begin PROVIDED DATA

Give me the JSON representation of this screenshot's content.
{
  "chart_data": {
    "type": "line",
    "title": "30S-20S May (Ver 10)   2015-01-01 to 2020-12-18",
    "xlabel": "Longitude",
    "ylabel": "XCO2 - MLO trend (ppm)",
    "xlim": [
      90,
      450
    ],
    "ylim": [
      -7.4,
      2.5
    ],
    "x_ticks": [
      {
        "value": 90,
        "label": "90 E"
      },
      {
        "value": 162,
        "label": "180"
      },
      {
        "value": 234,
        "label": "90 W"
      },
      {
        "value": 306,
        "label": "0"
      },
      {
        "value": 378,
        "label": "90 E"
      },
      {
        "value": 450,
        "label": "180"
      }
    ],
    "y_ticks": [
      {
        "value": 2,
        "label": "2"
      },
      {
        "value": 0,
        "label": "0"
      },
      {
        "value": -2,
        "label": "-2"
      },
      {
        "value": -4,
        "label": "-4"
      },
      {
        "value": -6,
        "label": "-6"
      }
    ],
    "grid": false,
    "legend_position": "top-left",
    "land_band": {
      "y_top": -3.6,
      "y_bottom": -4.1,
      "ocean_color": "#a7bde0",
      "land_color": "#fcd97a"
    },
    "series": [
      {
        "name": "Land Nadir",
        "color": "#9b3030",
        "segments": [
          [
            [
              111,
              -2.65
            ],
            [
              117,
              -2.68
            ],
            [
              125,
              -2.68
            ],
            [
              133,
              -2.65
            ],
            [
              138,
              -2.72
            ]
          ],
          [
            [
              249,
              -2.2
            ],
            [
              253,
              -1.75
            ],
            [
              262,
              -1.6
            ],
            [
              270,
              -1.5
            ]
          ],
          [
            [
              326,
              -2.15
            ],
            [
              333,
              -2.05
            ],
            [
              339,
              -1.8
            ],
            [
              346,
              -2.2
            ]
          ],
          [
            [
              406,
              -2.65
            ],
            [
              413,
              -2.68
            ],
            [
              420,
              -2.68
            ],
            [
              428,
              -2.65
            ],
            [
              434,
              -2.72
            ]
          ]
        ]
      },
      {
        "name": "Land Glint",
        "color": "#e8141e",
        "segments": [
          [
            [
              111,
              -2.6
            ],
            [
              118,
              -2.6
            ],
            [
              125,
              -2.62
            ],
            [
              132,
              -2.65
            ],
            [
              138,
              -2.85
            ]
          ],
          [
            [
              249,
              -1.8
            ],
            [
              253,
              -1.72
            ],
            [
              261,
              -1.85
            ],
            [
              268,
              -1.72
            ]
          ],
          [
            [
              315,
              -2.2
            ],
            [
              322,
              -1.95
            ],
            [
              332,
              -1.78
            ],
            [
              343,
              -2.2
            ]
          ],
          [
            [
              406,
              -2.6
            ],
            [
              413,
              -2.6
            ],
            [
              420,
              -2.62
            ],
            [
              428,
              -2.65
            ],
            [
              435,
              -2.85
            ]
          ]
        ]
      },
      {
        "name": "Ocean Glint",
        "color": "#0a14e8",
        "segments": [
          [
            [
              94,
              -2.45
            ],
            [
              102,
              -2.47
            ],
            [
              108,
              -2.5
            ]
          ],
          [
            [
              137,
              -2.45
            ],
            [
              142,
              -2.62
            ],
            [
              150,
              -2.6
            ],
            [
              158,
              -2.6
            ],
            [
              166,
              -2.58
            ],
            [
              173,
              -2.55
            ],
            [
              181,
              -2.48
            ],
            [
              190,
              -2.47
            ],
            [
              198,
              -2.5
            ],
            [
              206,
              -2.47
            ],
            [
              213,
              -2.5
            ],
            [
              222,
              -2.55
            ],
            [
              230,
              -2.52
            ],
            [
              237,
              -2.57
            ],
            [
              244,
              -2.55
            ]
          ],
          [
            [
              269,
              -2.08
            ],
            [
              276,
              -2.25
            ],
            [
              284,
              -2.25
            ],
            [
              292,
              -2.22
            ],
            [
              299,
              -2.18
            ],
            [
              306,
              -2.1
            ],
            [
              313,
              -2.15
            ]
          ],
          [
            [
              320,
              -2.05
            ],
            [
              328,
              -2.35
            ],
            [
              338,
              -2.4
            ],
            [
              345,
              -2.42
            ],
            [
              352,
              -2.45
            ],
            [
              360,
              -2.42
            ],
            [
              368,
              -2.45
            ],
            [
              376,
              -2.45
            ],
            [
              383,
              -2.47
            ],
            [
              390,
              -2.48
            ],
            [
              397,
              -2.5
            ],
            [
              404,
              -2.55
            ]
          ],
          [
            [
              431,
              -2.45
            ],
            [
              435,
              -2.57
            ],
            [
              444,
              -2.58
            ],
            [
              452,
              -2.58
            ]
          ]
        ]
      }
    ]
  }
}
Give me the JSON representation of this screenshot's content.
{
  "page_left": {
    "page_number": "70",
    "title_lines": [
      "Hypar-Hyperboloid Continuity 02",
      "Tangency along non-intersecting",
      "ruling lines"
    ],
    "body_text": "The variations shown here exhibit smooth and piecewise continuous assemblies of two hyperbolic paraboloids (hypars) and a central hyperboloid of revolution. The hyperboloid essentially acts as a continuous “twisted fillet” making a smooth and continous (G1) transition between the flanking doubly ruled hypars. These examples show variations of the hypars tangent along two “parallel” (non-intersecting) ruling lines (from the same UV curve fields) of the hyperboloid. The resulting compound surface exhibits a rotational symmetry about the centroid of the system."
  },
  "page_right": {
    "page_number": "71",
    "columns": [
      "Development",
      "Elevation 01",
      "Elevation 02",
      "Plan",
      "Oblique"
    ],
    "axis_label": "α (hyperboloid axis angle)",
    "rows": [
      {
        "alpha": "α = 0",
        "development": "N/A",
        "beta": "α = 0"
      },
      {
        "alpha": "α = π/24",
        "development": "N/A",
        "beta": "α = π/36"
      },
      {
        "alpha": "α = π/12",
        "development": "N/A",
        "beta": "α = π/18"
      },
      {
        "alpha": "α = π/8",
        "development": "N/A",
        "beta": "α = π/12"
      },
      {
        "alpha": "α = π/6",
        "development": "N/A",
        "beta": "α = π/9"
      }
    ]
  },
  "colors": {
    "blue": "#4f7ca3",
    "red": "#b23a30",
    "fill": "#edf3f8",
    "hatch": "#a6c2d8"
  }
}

end PROVIDED DATA

#### EXERCISE REQUIREMENTS
Give all of the entries again, word for word.

#### RESPONSE
Give me the JSON representation of this screenshot's content.
{
  "chart_data": {
    "type": "line",
    "title": "30S-20S May (Ver 10)   2015-01-01 to 2020-12-18",
    "xlabel": "Longitude",
    "ylabel": "XCO2 - MLO trend (ppm)",
    "xlim": [
      90,
      450
    ],
    "ylim": [
      -7.4,
      2.5
    ],
    "x_ticks": [
      {
        "value": 90,
        "label": "90 E"
      },
      {
        "value": 162,
        "label": "180"
      },
      {
        "value": 234,
        "label": "90 W"
      },
      {
        "value": 306,
        "label": "0"
      },
      {
        "value": 378,
        "label": "90 E"
      },
      {
        "value": 450,
        "label": "180"
      }
    ],
    "y_ticks": [
      {
        "value": 2,
        "label": "2"
      },
      {
        "value": 0,
        "label": "0"
      },
      {
        "value": -2,
        "label": "-2"
      },
      {
        "value": -4,
        "label": "-4"
      },
      {
        "value": -6,
        "label": "-6"
      }
    ],
    "grid": false,
    "legend_position": "top-left",
    "land_band": {
      "y_top": -3.6,
      "y_bottom": -4.1,
      "ocean_color": "#a7bde0",
      "land_color": "#fcd97a"
    },
    "series": [
      {
        "name": "Land Nadir",
        "color": "#9b3030",
        "segments": [
          [
            [
              111,
              -2.65
            ],
            [
              117,
              -2.68
            ],
            [
              125,
              -2.68
            ],
            [
              133,
              -2.65
            ],
            [
              138,
              -2.72
            ]
          ],
          [
            [
              249,
              -2.2
            ],
            [
              253,
              -1.75
            ],
            [
              262,
              -1.6
            ],
            [
              270,
              -1.5
            ]
          ],
          [
            [
              326,
              -2.15
            ],
            [
              333,
              -2.05
            ],
            [
              339,
              -1.8
            ],
            [
              346,
              -2.2
            ]
          ],
          [
            [
              406,
              -2.65
            ],
            [
              413,
              -2.68
            ],
            [
              420,
              -2.68
            ],
            [
              428,
              -2.65
            ],
            [
              434,
              -2.72
            ]
          ]
        ]
      },
      {
        "name": "Land Glint",
        "color": "#e8141e",
        "segments": [
          [
            [
              111,
              -2.6
            ],
            [
              118,
              -2.6
            ],
            [
              125,
              -2.62
            ],
            [
              132,
              -2.65
            ],
            [
              138,
              -2.85
            ]
          ],
          [
            [
              249,
              -1.8
            ],
            [
              253,
              -1.72
            ],
            [
              261,
              -1.85
            ],
            [
              268,
              -1.72
            ]
          ],
          [
            [
              315,
              -2.2
            ],
            [
              322,
              -1.95
            ],
            [
              332,
              -1.78
            ],
            [
              343,
              -2.2
            ]
          ],
          [
            [
              406,
              -2.6
            ],
            [
              413,
              -2.6
            ],
            [
              420,
              -2.62
            ],
            [
              428,
              -2.65
            ],
            [
              435,
              -2.85
            ]
          ]
        ]
      },
      {
        "name": "Ocean Glint",
        "color": "#0a14e8",
        "segments": [
          [
            [
              94,
              -2.45
            ],
            [
              102,
              -2.47
            ],
            [
              108,
              -2.5
            ]
          ],
          [
            [
              137,
              -2.45
            ],
            [
              142,
              -2.62
            ],
            [
              150,
              -2.6
            ],
            [
              158,
              -2.6
            ],
            [
              166,
              -2.58
            ],
            [
              173,
              -2.55
            ],
            [
              181,
              -2.48
            ],
            [
              190,
              -2.47
            ],
            [
              198,
              -2.5
            ],
            [
              206,
              -2.47
            ],
            [
              213,
              -2.5
            ],
            [
              222,
              -2.55
            ],
            [
              230,
              -2.52
            ],
            [
              237,
              -2.57
            ],
            [
              244,
              -2.55
            ]
          ],
          [
            [
              269,
              -2.08
            ],
            [
              276,
              -2.25
            ],
            [
              284,
              -2.25
            ],
            [
              292,
              -2.22
            ],
            [
              299,
              -2.18
            ],
            [
              306,
              -2.1
            ],
            [
              313,
              -2.15
            ]
          ],
          [
            [
              320,
              -2.05
            ],
            [
              328,
              -2.35
            ],
            [
              338,
              -2.4
            ],
            [
              345,
              -2.42
            ],
            [
              352,
              -2.45
            ],
            [
              360,
              -2.42
            ],
            [
              368,
              -2.45
            ],
            [
              376,
              -2.45
            ],
            [
              383,
              -2.47
            ],
            [
              390,
              -2.48
            ],
            [
              397,
              -2.5
            ],
            [
              404,
              -2.55
            ]
          ],
          [
            [
              431,
              -2.45
            ],
            [
              435,
              -2.57
            ],
            [
              444,
              -2.58
            ],
            [
              452,
              -2.58
            ]
          ]
        ]
      }
    ]
  }
}
Give me the JSON representation of this screenshot's content.
{
  "page_left": {
    "page_number": "70",
    "title_lines": [
      "Hypar-Hyperboloid Continuity 02",
      "Tangency along non-intersecting",
      "ruling lines"
    ],
    "body_text": "The variations shown here exhibit smooth and piecewise continuous assemblies of two hyperbolic paraboloids (hypars) and a central hyperboloid of revolution. The hyperboloid essentially acts as a continuous “twisted fillet” making a smooth and continous (G1) transition between the flanking doubly ruled hypars. These examples show variations of the hypars tangent along two “parallel” (non-intersecting) ruling lines (from the same UV curve fields) of the hyperboloid. The resulting compound surface exhibits a rotational symmetry about the centroid of the system."
  },
  "page_right": {
    "page_number": "71",
    "columns": [
      "Development",
      "Elevation 01",
      "Elevation 02",
      "Plan",
      "Oblique"
    ],
    "axis_label": "α (hyperboloid axis angle)",
    "rows": [
      {
        "alpha": "α = 0",
        "development": "N/A",
        "beta": "α = 0"
      },
      {
        "alpha": "α = π/24",
        "development": "N/A",
        "beta": "α = π/36"
      },
      {
        "alpha": "α = π/12",
        "development": "N/A",
        "beta": "α = π/18"
      },
      {
        "alpha": "α = π/8",
        "development": "N/A",
        "beta": "α = π/12"
      },
      {
        "alpha": "α = π/6",
        "development": "N/A",
        "beta": "α = π/9"
      }
    ]
  },
  "colors": {
    "blue": "#4f7ca3",
    "red": "#b23a30",
    "fill": "#edf3f8",
    "hatch": "#a6c2d8"
  }
}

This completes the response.